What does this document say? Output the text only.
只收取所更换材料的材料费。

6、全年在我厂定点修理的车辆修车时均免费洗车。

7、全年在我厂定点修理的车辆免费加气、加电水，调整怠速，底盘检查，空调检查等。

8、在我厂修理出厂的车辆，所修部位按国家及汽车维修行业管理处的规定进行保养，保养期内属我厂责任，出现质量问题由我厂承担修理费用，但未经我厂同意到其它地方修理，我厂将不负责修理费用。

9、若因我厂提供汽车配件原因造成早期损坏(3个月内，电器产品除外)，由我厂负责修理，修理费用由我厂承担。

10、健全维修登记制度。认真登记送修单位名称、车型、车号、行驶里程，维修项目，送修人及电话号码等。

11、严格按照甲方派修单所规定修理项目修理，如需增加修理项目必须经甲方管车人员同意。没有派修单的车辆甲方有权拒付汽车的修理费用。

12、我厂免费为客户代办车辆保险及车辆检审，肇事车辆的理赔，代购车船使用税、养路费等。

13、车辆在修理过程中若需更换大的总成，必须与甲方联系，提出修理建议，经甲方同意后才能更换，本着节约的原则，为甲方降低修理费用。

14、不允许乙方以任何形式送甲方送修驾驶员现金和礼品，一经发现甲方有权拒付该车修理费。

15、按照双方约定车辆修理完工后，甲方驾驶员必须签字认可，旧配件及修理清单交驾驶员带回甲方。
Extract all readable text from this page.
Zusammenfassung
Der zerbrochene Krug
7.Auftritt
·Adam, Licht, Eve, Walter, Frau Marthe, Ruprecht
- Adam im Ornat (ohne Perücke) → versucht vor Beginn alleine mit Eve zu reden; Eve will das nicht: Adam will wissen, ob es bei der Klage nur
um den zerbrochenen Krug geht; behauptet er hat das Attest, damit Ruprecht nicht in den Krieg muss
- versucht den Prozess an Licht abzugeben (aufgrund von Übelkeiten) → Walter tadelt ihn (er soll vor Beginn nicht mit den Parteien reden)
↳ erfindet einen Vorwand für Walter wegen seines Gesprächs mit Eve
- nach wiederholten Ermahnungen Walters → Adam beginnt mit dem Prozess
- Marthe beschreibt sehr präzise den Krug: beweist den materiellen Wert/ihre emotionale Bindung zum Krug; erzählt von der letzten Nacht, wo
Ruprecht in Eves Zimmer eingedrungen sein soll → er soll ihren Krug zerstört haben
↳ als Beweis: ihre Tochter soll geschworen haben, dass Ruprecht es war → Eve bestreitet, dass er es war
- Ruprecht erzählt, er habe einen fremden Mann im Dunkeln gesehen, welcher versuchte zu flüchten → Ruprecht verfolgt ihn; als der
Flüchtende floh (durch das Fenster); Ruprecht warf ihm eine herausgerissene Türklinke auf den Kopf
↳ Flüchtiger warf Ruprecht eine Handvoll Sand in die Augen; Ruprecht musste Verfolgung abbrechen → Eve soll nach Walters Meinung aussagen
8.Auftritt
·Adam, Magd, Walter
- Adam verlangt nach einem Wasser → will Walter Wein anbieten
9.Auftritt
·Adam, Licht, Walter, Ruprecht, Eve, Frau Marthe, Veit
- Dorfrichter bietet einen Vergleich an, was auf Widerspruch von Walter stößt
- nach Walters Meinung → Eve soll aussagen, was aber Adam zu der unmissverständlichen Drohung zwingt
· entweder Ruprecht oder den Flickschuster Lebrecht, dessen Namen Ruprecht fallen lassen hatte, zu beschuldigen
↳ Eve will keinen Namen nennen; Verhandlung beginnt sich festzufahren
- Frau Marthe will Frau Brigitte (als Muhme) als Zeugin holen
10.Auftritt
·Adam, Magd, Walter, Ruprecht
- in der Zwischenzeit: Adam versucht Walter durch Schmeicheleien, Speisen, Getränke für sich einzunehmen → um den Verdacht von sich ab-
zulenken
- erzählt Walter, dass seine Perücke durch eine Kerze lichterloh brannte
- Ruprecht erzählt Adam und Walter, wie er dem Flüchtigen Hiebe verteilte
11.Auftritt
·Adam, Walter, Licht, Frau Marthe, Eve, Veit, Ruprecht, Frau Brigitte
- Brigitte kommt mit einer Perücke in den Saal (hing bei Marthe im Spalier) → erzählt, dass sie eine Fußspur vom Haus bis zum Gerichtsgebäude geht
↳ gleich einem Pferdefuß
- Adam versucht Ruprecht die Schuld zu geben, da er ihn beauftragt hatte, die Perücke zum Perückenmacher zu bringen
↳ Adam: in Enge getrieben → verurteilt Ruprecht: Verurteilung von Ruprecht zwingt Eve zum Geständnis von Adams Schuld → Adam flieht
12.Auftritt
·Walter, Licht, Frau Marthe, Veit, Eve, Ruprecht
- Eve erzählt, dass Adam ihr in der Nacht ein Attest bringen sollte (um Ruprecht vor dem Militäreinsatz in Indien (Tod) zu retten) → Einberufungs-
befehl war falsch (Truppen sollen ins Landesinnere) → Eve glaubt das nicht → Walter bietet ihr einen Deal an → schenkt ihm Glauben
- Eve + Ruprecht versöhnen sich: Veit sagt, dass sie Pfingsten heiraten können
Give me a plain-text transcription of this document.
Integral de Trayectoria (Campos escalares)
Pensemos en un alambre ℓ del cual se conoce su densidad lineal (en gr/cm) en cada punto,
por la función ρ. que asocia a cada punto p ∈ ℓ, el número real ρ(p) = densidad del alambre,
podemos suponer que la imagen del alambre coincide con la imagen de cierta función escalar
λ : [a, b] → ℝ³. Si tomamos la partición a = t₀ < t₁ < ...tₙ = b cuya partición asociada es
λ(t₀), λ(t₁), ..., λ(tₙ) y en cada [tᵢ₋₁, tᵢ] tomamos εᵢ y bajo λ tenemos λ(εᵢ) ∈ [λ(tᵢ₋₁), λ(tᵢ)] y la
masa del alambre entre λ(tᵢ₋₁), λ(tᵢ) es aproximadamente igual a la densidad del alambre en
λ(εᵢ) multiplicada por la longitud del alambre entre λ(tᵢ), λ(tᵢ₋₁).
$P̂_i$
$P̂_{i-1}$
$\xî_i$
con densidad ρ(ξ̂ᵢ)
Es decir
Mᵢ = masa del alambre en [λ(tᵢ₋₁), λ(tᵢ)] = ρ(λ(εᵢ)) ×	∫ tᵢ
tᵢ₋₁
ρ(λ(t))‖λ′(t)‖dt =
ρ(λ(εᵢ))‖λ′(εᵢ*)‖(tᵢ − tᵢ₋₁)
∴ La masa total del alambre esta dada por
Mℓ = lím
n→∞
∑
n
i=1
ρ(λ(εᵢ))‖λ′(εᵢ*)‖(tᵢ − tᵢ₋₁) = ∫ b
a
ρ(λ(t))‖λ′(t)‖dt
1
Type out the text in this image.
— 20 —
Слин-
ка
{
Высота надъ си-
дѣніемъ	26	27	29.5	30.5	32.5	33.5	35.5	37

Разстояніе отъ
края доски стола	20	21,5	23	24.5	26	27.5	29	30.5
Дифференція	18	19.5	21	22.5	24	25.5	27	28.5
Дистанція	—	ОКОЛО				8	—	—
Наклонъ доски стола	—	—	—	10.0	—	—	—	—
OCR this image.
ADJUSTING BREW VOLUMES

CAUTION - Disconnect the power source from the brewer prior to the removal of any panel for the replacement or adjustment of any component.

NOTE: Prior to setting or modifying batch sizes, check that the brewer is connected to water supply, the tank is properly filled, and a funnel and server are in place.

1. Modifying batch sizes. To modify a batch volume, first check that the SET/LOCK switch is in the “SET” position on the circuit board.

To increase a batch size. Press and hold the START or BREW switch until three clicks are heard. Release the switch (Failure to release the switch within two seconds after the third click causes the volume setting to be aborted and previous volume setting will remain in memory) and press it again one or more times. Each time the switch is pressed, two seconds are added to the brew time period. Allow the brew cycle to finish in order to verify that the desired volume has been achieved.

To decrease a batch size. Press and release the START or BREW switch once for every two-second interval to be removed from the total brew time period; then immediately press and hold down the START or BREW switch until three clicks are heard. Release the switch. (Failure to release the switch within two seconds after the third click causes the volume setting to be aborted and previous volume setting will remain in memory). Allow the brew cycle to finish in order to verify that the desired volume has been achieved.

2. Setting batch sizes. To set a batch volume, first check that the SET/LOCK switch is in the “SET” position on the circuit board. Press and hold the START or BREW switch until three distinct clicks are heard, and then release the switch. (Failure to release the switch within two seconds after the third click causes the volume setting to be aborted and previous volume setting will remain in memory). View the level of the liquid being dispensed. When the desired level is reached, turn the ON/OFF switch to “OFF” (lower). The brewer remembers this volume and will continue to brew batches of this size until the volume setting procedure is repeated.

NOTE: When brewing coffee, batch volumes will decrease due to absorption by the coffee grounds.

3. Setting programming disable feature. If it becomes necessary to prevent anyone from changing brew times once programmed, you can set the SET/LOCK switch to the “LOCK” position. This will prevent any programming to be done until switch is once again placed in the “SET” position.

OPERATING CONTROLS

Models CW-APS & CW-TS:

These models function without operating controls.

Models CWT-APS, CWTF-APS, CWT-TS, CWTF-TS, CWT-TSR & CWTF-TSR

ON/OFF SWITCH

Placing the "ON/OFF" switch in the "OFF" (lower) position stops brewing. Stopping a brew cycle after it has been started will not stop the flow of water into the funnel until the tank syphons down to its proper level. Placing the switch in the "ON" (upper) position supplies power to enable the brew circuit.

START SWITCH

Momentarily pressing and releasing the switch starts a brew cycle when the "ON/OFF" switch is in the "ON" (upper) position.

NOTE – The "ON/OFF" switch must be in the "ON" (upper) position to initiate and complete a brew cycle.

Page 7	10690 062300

Exercise aim:
In the entries above, identify every line with the string "Walters".

Result of this task:
- nach wiederholten Ermahnungen Walters → Adam beginnt mit dem Prozess
↳ Flüchtiger warf Ruprecht eine Handvoll Sand in die Augen; Ruprecht musste Verfolgung abbrechen → Eve soll nach Walters Meinung aussagen
- nach Walters Meinung → Eve soll aussagen, was aber Adam zu der unmissverständlichen Drohung zwingt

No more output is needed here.